╔══

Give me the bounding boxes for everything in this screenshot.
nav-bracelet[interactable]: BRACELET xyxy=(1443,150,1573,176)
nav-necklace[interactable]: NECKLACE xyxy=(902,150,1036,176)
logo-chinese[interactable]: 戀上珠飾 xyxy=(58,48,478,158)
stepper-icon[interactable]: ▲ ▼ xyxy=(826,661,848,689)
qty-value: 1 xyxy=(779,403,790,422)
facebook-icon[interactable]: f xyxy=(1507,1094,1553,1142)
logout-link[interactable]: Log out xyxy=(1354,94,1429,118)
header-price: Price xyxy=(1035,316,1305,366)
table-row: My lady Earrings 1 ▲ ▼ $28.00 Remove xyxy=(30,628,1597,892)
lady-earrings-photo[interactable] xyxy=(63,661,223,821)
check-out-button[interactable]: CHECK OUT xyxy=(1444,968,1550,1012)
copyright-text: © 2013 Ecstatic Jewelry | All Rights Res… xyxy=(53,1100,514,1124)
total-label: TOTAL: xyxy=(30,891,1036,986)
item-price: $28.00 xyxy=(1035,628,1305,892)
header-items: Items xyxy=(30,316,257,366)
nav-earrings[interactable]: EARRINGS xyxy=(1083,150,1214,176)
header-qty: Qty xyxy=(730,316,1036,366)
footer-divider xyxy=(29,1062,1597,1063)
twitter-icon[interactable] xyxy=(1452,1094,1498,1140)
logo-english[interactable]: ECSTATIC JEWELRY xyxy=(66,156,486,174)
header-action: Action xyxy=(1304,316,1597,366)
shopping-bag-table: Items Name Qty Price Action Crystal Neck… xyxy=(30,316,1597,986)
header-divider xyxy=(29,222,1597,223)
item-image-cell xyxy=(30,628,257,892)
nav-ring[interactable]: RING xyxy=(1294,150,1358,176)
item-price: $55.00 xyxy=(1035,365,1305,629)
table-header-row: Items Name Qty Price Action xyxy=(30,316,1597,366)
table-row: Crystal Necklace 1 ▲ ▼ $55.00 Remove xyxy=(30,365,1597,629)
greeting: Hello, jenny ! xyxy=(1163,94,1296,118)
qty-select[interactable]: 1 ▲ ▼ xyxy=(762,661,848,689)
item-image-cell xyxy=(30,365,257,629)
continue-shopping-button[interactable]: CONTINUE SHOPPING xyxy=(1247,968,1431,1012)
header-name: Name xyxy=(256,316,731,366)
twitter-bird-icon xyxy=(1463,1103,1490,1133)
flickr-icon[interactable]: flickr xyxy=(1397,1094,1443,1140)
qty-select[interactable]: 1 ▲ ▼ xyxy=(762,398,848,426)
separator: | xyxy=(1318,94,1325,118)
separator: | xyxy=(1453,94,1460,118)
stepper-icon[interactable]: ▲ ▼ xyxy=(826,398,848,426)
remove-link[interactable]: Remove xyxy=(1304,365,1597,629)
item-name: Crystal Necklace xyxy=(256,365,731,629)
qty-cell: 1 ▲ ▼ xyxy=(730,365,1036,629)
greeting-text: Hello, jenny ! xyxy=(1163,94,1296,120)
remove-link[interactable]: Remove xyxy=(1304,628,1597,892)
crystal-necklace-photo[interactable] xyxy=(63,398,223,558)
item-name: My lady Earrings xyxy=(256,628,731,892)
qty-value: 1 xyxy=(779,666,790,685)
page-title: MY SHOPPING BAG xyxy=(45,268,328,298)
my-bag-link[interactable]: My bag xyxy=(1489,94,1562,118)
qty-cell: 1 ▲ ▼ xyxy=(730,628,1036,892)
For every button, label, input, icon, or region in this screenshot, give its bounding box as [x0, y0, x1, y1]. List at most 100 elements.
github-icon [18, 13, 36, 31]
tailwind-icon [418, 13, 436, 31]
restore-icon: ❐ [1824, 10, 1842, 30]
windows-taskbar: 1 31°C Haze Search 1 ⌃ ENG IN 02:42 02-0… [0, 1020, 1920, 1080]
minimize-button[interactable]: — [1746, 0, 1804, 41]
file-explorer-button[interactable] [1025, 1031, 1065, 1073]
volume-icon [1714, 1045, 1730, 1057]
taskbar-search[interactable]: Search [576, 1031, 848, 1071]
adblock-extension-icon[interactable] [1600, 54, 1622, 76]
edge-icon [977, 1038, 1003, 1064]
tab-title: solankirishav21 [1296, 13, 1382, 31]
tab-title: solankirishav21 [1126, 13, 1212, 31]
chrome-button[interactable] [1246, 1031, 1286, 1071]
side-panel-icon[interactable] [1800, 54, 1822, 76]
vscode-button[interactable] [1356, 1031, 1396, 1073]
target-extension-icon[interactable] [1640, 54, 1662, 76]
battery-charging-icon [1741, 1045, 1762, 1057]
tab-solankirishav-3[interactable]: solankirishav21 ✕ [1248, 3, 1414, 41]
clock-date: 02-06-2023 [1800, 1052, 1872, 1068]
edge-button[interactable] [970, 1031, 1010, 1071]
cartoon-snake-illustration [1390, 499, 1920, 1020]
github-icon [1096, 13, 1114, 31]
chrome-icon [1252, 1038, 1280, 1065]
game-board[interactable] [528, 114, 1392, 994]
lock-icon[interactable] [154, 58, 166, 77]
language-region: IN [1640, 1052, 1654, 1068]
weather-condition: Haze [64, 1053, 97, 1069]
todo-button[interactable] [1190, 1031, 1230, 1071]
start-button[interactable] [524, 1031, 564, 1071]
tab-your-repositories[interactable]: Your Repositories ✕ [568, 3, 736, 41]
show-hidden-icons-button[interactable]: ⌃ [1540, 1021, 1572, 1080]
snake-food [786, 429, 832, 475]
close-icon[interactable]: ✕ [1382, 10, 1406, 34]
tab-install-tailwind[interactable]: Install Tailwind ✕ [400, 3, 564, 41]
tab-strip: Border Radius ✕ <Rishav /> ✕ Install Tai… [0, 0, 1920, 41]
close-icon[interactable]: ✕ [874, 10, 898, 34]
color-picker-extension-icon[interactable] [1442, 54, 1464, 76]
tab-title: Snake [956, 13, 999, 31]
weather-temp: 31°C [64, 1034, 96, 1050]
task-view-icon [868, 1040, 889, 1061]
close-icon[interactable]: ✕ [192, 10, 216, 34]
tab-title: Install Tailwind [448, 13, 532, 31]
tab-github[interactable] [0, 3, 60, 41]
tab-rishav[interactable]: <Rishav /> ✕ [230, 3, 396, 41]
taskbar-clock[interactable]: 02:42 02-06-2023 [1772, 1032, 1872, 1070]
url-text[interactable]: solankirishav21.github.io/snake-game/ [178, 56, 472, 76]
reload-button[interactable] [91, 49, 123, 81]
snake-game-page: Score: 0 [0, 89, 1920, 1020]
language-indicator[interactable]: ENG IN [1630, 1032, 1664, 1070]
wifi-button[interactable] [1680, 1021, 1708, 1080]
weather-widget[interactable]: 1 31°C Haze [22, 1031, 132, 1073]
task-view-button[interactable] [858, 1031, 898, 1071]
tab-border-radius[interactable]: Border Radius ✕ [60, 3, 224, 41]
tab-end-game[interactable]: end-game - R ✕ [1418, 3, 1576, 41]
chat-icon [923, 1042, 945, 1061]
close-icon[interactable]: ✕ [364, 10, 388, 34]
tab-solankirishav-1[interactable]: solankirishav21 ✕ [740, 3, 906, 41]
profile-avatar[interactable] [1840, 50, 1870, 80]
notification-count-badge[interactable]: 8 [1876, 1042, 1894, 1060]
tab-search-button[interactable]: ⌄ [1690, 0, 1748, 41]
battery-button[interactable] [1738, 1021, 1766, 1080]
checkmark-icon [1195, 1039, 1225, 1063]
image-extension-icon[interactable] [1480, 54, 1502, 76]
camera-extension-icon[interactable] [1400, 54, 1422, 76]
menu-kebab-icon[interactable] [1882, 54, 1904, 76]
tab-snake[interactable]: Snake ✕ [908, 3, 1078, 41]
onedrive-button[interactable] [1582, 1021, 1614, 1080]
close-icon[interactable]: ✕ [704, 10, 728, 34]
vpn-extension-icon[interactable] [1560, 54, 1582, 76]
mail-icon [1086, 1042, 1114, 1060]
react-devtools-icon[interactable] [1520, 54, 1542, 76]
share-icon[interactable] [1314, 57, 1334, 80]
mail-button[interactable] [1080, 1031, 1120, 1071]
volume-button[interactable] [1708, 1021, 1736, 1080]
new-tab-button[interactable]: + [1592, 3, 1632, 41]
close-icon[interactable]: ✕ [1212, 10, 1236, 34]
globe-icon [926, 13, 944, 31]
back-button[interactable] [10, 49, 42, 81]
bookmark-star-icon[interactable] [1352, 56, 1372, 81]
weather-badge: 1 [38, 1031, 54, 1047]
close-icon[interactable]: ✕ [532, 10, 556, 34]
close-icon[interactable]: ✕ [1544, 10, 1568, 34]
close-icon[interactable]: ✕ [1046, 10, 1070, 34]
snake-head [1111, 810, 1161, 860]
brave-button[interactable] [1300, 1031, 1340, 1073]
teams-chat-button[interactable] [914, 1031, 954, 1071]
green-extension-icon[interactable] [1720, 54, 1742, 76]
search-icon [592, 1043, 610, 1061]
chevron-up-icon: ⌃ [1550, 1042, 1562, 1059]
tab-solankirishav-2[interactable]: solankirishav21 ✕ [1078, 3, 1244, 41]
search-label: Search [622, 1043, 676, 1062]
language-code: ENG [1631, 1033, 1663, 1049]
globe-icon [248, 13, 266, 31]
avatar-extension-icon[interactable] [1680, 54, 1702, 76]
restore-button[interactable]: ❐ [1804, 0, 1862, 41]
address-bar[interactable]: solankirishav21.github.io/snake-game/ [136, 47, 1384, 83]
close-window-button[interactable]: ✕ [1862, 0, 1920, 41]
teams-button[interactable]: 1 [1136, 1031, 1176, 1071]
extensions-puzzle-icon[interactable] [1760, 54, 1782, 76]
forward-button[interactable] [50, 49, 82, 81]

╚══

■ The task ■
Write out the entries starting at the beginning of the entries and ending at the line containing "logo-chinese[interactable]: 戀上珠飾 xyxy=(58,48,478,158)", including both ends.

■ Response for this exercise ■
Give me the bounding boxes for everything in this screenshot.
nav-bracelet[interactable]: BRACELET xyxy=(1443,150,1573,176)
nav-necklace[interactable]: NECKLACE xyxy=(902,150,1036,176)
logo-chinese[interactable]: 戀上珠飾 xyxy=(58,48,478,158)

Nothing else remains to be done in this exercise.